Given problem: Copy each line exactly. Leave nothing out.

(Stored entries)

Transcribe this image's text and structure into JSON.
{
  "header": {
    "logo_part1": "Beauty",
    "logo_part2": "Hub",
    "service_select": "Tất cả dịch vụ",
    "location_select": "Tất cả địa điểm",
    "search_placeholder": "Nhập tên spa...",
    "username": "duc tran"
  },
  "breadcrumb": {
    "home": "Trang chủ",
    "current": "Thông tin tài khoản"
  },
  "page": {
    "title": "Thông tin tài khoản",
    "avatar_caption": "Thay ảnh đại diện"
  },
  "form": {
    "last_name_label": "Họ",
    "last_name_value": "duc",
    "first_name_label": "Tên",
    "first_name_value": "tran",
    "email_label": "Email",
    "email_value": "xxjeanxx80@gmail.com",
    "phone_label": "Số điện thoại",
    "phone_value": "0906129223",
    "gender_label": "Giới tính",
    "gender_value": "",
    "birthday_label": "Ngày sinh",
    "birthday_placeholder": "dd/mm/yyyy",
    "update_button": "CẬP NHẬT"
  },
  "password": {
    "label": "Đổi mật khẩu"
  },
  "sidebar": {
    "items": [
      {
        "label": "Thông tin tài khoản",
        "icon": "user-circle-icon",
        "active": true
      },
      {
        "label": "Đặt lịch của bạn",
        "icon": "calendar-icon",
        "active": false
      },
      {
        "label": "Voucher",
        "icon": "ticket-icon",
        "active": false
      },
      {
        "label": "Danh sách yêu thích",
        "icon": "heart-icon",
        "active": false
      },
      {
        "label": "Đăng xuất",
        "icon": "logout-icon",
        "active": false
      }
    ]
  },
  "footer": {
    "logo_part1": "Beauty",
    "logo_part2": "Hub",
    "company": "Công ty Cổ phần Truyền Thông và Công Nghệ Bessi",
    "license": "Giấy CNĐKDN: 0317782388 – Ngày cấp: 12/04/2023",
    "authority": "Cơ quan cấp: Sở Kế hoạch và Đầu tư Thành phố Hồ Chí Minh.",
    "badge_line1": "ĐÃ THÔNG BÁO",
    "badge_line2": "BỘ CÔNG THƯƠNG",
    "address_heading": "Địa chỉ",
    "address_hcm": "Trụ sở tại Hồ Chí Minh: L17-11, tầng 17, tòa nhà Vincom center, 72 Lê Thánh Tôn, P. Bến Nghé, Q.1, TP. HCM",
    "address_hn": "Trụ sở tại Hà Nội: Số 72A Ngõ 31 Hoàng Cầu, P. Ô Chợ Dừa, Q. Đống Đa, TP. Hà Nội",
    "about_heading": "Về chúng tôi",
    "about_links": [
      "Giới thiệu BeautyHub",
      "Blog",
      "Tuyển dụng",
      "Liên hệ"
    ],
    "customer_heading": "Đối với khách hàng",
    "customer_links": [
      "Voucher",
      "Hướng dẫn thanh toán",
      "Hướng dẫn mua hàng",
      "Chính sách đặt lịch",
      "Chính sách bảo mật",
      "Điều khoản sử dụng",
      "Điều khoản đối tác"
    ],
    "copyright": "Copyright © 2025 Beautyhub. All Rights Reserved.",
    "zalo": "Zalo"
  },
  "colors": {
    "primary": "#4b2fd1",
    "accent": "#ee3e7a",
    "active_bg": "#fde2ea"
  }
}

Problem solution:
Transcribe this image's text and structure into JSON.
{
  "header": {
    "logo_part1": "Beauty",
    "logo_part2": "Hub",
    "service_select": "Tất cả dịch vụ",
    "location_select": "Tất cả địa điểm",
    "search_placeholder": "Nhập tên spa...",
    "username": "duc tran"
  },
  "breadcrumb": {
    "home": "Trang chủ",
    "current": "Thông tin tài khoản"
  },
  "page": {
    "title": "Thông tin tài khoản",
    "avatar_caption": "Thay ảnh đại diện"
  },
  "form": {
    "last_name_label": "Họ",
    "last_name_value": "duc",
    "first_name_label": "Tên",
    "first_name_value": "tran",
    "email_label": "Email",
    "email_value": "xxjeanxx80@gmail.com",
    "phone_label": "Số điện thoại",
    "phone_value": "0906129223",
    "gender_label": "Giới tính",
    "gender_value": "",
    "birthday_label": "Ngày sinh",
    "birthday_placeholder": "dd/mm/yyyy",
    "update_button": "CẬP NHẬT"
  },
  "password": {
    "label": "Đổi mật khẩu"
  },
  "sidebar": {
    "items": [
      {
        "label": "Thông tin tài khoản",
        "icon": "user-circle-icon",
        "active": true
      },
      {
        "label": "Đặt lịch của bạn",
        "icon": "calendar-icon",
        "active": false
      },
      {
        "label": "Voucher",
        "icon": "ticket-icon",
        "active": false
      },
      {
        "label": "Danh sách yêu thích",
        "icon": "heart-icon",
        "active": false
      },
      {
        "label": "Đăng xuất",
        "icon": "logout-icon",
        "active": false
      }
    ]
  },
  "footer": {
    "logo_part1": "Beauty",
    "logo_part2": "Hub",
    "company": "Công ty Cổ phần Truyền Thông và Công Nghệ Bessi",
    "license": "Giấy CNĐKDN: 0317782388 – Ngày cấp: 12/04/2023",
    "authority": "Cơ quan cấp: Sở Kế hoạch và Đầu tư Thành phố Hồ Chí Minh.",
    "badge_line1": "ĐÃ THÔNG BÁO",
    "badge_line2": "BỘ CÔNG THƯƠNG",
    "address_heading": "Địa chỉ",
    "address_hcm": "Trụ sở tại Hồ Chí Minh: L17-11, tầng 17, tòa nhà Vincom center, 72 Lê Thánh Tôn, P. Bến Nghé, Q.1, TP. HCM",
    "address_hn": "Trụ sở tại Hà Nội: Số 72A Ngõ 31 Hoàng Cầu, P. Ô Chợ Dừa, Q. Đống Đa, TP. Hà Nội",
    "about_heading": "Về chúng tôi",
    "about_links": [
      "Giới thiệu BeautyHub",
      "Blog",
      "Tuyển dụng",
      "Liên hệ"
    ],
    "customer_heading": "Đối với khách hàng",
    "customer_links": [
      "Voucher",
      "Hướng dẫn thanh toán",
      "Hướng dẫn mua hàng",
      "Chính sách đặt lịch",
      "Chính sách bảo mật",
      "Điều khoản sử dụng",
      "Điều khoản đối tác"
    ],
    "copyright": "Copyright © 2025 Beautyhub. All Rights Reserved.",
    "zalo": "Zalo"
  },
  "colors": {
    "primary": "#4b2fd1",
    "accent": "#ee3e7a",
    "active_bg": "#fde2ea"
  }
}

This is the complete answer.